§ **YOUR INSTRUCTIONS**: All of the entries must be reproduced exactly, with no images carried over.

§ **DATASET**:
================

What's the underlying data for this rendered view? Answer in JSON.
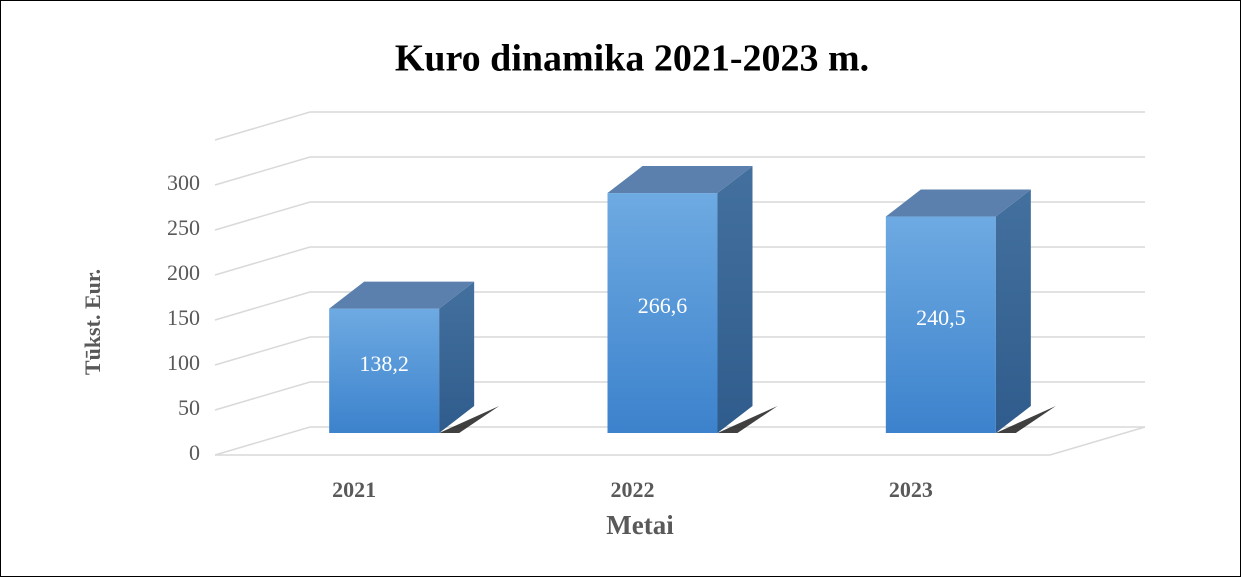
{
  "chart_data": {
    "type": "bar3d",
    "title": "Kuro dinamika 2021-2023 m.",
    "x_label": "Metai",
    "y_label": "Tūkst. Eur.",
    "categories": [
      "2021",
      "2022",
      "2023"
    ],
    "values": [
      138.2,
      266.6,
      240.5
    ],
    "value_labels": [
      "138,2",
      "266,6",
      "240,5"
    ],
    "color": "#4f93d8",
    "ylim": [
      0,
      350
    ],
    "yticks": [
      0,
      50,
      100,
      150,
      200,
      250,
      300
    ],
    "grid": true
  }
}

================

§ **SOLUTION TO THIS TASK**:
What's the underlying data for this rendered view? Answer in JSON.
{
  "chart_data": {
    "type": "bar3d",
    "title": "Kuro dinamika 2021-2023 m.",
    "x_label": "Metai",
    "y_label": "Tūkst. Eur.",
    "categories": [
      "2021",
      "2022",
      "2023"
    ],
    "values": [
      138.2,
      266.6,
      240.5
    ],
    "value_labels": [
      "138,2",
      "266,6",
      "240,5"
    ],
    "color": "#4f93d8",
    "ylim": [
      0,
      350
    ],
    "yticks": [
      0,
      50,
      100,
      150,
      200,
      250,
      300
    ],
    "grid": true
  }
}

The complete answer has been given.